● Goal
How many lines hold the string "妈妈我睡觉了"? Give only the number.

● Dataset excerpt
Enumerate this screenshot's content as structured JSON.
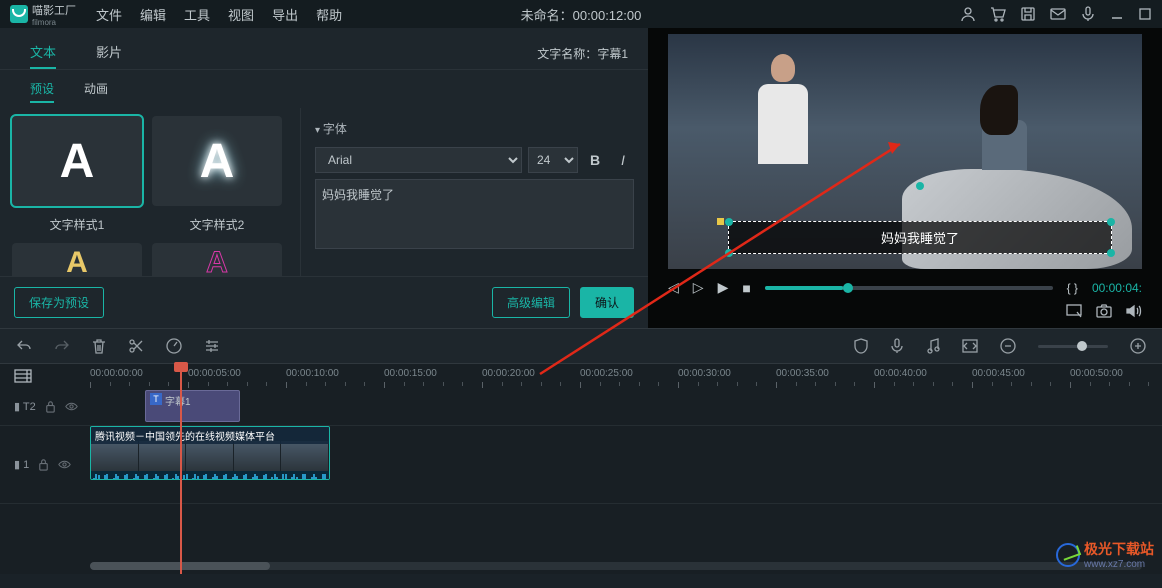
{
  "app": {
    "name": "喵影工厂",
    "sub": "filmora"
  },
  "menu": [
    "文件",
    "编辑",
    "工具",
    "视图",
    "导出",
    "帮助"
  ],
  "titleTime": "未命名：00:00:12:00",
  "tabs1": {
    "text": "文本",
    "clip": "影片"
  },
  "tabs2": {
    "preset": "预设",
    "anim": "动画"
  },
  "styles": {
    "s1": "文字样式1",
    "s2": "文字样式2"
  },
  "textNameLabel": "文字名称：",
  "textNameValue": "字幕1",
  "sectionFont": "字体",
  "fontFamily": "Arial",
  "fontSize": "24",
  "textContent": "妈妈我睡觉了",
  "subtitleOverlay": "妈妈我睡觉了",
  "btnSave": "保存为预设",
  "btnAdv": "高级编辑",
  "btnOk": "确认",
  "previewTime": "00:00:04:",
  "brackets": "{  }",
  "ruler": [
    "00:00:00:00",
    "00:00:05:00",
    "00:00:10:00",
    "00:00:15:00",
    "00:00:20:00",
    "00:00:25:00",
    "00:00:30:00",
    "00:00:35:00",
    "00:00:40:00",
    "00:00:45:00",
    "00:00:50:00"
  ],
  "trackT": "T2",
  "trackV": "1",
  "clipTitleLabel": "字幕1",
  "clipVideoLabel": "腾讯视频－中国领先的在线视频媒体平台",
  "watermark": {
    "t1": "极光下载站",
    "t2": "www.xz7.com"
  }
}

● Answer
2